* _Exercise materials_
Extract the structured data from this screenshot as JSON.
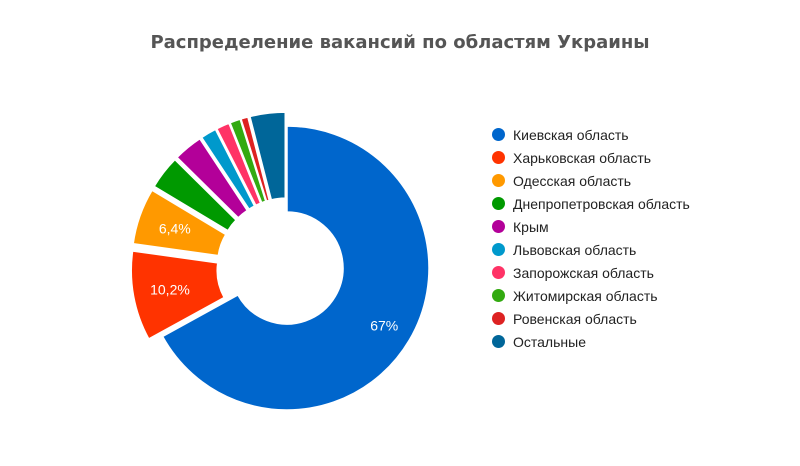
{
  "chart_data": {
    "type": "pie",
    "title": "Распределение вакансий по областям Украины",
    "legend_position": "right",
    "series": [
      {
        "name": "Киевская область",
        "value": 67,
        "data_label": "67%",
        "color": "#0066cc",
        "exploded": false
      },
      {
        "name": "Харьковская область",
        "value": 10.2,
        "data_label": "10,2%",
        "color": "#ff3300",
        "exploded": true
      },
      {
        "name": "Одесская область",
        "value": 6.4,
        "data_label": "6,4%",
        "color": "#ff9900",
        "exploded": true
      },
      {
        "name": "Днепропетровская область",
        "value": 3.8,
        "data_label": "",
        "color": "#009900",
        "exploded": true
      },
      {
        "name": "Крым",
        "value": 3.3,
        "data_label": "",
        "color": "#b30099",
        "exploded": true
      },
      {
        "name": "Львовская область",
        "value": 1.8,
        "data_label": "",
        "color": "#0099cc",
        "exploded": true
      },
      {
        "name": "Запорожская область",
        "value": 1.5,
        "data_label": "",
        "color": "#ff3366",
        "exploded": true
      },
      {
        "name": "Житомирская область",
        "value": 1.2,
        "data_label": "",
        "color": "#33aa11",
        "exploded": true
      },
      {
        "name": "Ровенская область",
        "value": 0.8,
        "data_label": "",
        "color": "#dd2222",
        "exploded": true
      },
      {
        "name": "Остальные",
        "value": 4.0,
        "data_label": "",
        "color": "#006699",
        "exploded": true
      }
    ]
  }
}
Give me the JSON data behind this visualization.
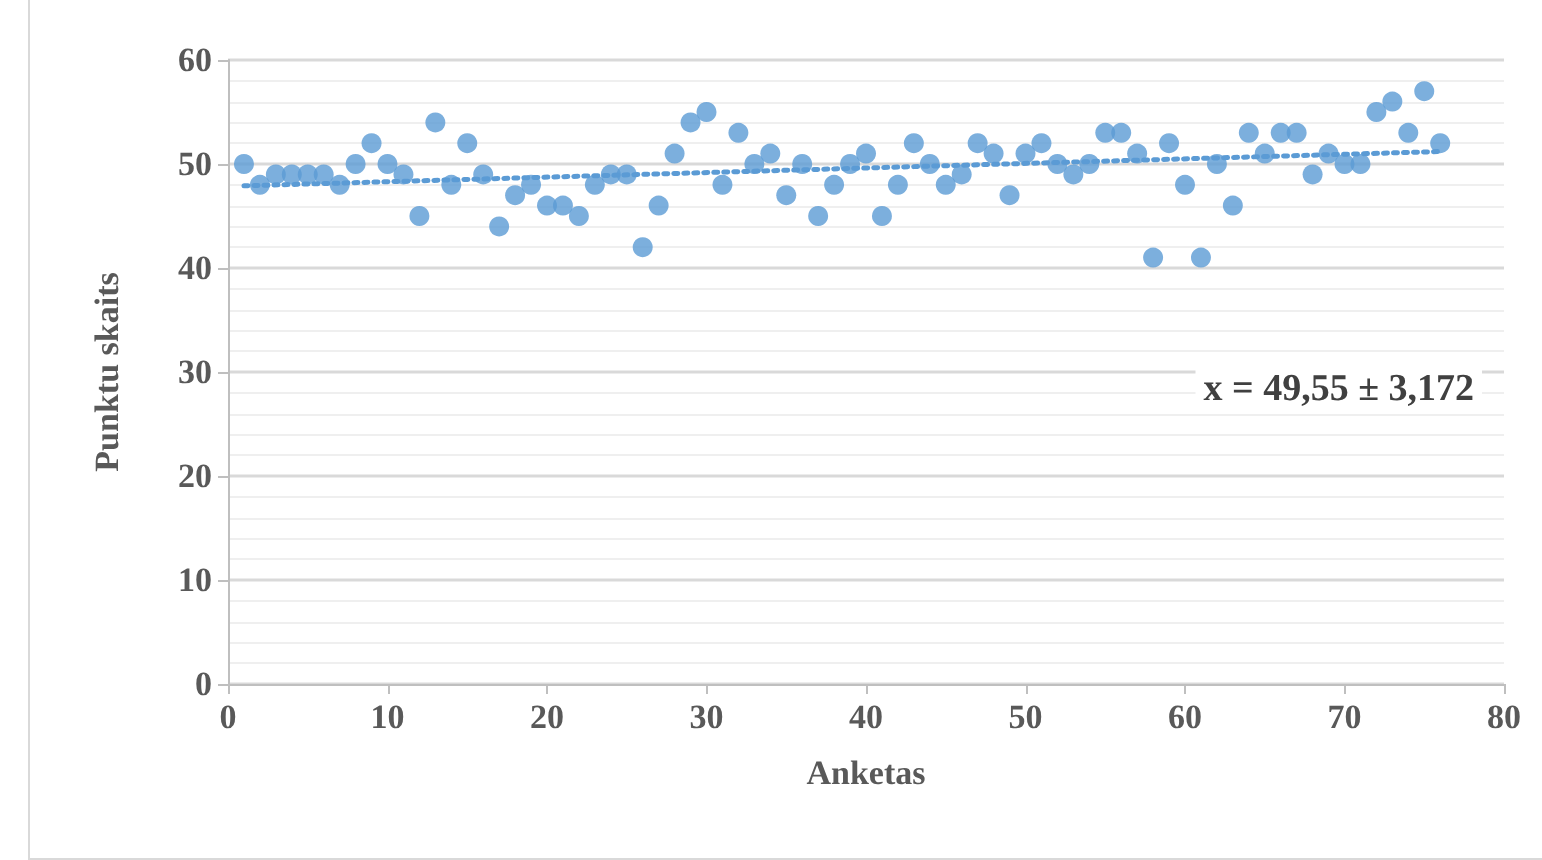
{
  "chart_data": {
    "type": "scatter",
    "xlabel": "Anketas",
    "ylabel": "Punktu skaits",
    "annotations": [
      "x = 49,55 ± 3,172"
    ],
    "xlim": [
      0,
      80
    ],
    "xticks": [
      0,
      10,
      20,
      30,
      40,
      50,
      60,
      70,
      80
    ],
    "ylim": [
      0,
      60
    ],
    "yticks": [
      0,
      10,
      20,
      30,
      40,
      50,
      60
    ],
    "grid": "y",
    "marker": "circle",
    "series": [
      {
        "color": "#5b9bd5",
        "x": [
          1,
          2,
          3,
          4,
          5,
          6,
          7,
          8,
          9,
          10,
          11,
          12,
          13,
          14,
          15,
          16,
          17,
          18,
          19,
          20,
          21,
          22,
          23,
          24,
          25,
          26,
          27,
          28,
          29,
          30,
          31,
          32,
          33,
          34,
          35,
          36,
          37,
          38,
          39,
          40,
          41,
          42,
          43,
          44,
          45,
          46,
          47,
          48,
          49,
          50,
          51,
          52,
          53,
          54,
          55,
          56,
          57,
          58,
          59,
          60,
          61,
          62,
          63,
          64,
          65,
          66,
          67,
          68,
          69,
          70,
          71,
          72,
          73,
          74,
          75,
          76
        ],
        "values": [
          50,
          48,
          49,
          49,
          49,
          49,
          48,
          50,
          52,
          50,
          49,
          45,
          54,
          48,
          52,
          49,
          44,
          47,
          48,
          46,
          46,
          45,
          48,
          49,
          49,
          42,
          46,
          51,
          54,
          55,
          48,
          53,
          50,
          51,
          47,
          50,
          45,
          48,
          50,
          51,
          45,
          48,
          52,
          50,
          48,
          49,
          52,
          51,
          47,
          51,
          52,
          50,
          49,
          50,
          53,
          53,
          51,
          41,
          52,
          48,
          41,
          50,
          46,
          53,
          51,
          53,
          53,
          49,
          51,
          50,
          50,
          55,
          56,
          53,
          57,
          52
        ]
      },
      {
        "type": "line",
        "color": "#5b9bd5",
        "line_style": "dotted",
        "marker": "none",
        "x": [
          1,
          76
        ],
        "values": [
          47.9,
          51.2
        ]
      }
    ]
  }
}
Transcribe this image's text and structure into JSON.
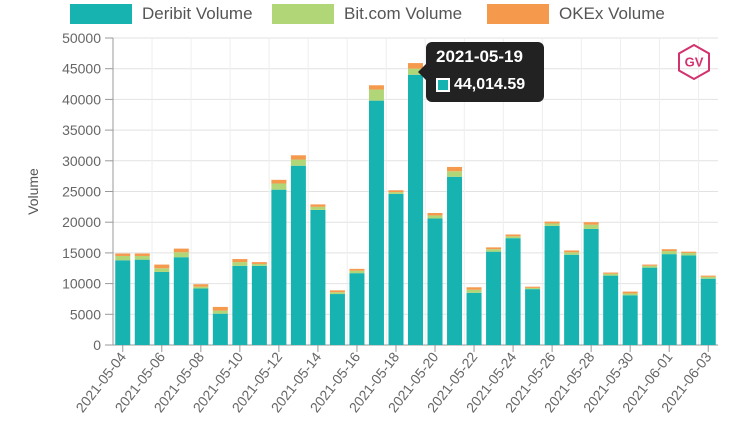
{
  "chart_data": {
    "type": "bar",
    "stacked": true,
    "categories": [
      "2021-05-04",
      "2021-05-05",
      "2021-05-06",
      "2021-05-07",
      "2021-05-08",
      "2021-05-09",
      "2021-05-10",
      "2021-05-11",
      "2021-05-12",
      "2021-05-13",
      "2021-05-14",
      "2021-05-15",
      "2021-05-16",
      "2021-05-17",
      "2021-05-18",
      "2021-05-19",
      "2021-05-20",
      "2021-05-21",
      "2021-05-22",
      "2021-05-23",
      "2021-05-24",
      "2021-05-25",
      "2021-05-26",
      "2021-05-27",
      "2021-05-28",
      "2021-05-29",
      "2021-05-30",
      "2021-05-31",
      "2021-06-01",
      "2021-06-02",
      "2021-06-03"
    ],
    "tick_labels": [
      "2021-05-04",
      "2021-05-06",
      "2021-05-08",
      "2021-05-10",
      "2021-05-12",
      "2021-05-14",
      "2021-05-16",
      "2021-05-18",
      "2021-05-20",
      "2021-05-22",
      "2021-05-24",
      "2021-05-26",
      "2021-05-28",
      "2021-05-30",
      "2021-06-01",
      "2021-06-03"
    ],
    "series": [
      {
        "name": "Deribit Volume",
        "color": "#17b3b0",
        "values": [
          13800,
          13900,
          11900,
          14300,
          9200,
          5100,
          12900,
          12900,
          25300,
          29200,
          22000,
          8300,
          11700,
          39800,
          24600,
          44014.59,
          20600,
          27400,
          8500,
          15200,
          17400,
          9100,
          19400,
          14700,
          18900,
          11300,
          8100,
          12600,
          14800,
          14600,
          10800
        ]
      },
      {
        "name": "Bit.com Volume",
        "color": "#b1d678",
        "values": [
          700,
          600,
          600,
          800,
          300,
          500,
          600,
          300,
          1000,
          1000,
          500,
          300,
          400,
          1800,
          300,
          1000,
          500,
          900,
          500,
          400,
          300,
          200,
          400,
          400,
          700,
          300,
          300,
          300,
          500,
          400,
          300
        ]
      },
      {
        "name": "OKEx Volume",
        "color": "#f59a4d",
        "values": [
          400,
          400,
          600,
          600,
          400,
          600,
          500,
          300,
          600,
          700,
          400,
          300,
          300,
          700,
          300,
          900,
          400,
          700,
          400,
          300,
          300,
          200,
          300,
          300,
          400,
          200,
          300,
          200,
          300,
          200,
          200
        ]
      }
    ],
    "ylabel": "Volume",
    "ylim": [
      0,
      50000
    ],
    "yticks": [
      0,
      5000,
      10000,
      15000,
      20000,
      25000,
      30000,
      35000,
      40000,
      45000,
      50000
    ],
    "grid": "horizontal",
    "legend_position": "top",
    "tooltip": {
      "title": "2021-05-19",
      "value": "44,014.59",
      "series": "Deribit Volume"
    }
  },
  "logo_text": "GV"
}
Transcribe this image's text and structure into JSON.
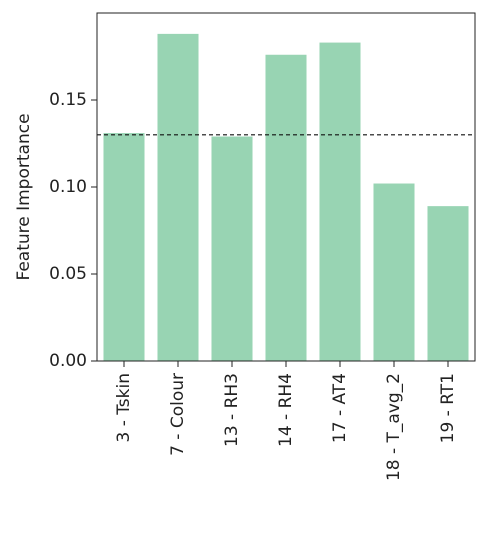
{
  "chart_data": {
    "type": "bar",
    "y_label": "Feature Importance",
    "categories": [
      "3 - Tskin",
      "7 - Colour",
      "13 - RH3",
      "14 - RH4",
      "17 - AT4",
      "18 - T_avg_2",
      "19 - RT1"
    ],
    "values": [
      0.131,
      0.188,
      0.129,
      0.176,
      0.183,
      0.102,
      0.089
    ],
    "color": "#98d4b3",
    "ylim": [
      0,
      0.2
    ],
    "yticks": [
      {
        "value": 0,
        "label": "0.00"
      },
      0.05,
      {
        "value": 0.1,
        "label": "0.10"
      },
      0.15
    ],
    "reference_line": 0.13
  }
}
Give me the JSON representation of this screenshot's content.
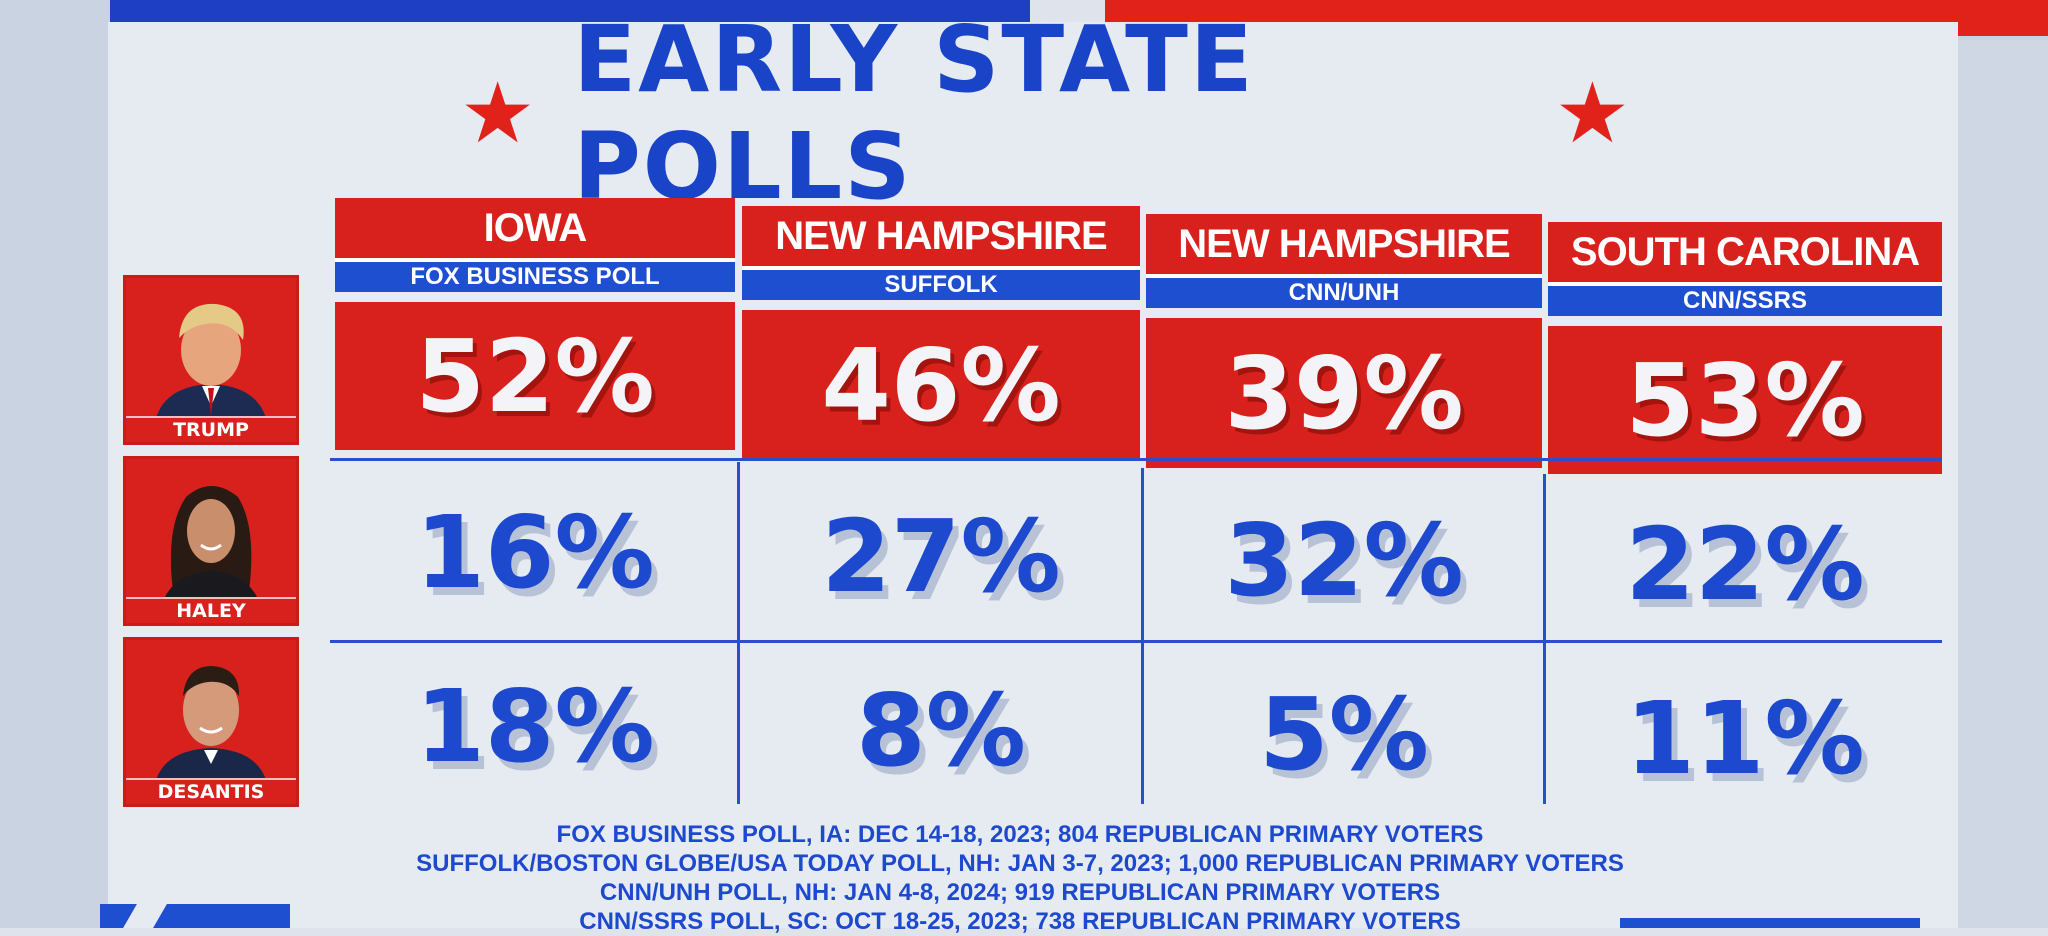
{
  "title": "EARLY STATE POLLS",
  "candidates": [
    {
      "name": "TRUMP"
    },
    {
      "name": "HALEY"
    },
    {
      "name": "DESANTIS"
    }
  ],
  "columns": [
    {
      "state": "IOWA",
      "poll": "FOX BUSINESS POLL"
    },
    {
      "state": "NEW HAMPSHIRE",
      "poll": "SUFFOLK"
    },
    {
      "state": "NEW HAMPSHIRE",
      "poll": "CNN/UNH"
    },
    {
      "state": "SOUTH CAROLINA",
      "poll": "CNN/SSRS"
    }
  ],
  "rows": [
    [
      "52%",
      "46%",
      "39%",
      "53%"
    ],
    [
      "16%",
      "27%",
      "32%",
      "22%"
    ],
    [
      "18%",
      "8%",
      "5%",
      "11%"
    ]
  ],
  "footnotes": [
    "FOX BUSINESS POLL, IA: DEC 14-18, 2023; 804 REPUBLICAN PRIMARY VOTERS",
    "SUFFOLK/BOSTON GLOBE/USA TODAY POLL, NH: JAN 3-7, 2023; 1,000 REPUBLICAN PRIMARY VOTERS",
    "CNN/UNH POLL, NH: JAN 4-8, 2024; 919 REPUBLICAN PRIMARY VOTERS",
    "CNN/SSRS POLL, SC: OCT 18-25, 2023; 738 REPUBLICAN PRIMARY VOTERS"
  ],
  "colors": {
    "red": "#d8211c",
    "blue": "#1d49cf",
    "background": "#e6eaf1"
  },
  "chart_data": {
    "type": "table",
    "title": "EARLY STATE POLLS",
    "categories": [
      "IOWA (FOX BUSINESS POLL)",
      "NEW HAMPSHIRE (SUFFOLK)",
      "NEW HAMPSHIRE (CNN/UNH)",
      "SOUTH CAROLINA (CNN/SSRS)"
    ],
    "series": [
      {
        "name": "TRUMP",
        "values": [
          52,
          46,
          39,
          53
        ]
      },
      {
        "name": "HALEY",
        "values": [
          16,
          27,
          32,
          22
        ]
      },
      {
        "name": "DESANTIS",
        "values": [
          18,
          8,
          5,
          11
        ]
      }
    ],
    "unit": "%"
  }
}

* _Directive_
Beginning with the line with "Give me the JSON representation", repeat the entries above exactly, up to and including the last line, leaving out pictures.

* _Exercise output_
Give me the JSON representation of this screenshot's content.
{
  "title": "EARLY STATE POLLS",
  "candidates": [
    {
      "name": "TRUMP"
    },
    {
      "name": "HALEY"
    },
    {
      "name": "DESANTIS"
    }
  ],
  "columns": [
    {
      "state": "IOWA",
      "poll": "FOX BUSINESS POLL"
    },
    {
      "state": "NEW HAMPSHIRE",
      "poll": "SUFFOLK"
    },
    {
      "state": "NEW HAMPSHIRE",
      "poll": "CNN/UNH"
    },
    {
      "state": "SOUTH CAROLINA",
      "poll": "CNN/SSRS"
    }
  ],
  "rows": [
    [
      "52%",
      "46%",
      "39%",
      "53%"
    ],
    [
      "16%",
      "27%",
      "32%",
      "22%"
    ],
    [
      "18%",
      "8%",
      "5%",
      "11%"
    ]
  ],
  "footnotes": [
    "FOX BUSINESS POLL, IA: DEC 14-18, 2023; 804 REPUBLICAN PRIMARY VOTERS",
    "SUFFOLK/BOSTON GLOBE/USA TODAY POLL, NH: JAN 3-7, 2023; 1,000 REPUBLICAN PRIMARY VOTERS",
    "CNN/UNH POLL, NH: JAN 4-8, 2024; 919 REPUBLICAN PRIMARY VOTERS",
    "CNN/SSRS POLL, SC: OCT 18-25, 2023; 738 REPUBLICAN PRIMARY VOTERS"
  ],
  "colors": {
    "red": "#d8211c",
    "blue": "#1d49cf",
    "background": "#e6eaf1"
  },
  "chart_data": {
    "type": "table",
    "title": "EARLY STATE POLLS",
    "categories": [
      "IOWA (FOX BUSINESS POLL)",
      "NEW HAMPSHIRE (SUFFOLK)",
      "NEW HAMPSHIRE (CNN/UNH)",
      "SOUTH CAROLINA (CNN/SSRS)"
    ],
    "series": [
      {
        "name": "TRUMP",
        "values": [
          52,
          46,
          39,
          53
        ]
      },
      {
        "name": "HALEY",
        "values": [
          16,
          27,
          32,
          22
        ]
      },
      {
        "name": "DESANTIS",
        "values": [
          18,
          8,
          5,
          11
        ]
      }
    ],
    "unit": "%"
  }
}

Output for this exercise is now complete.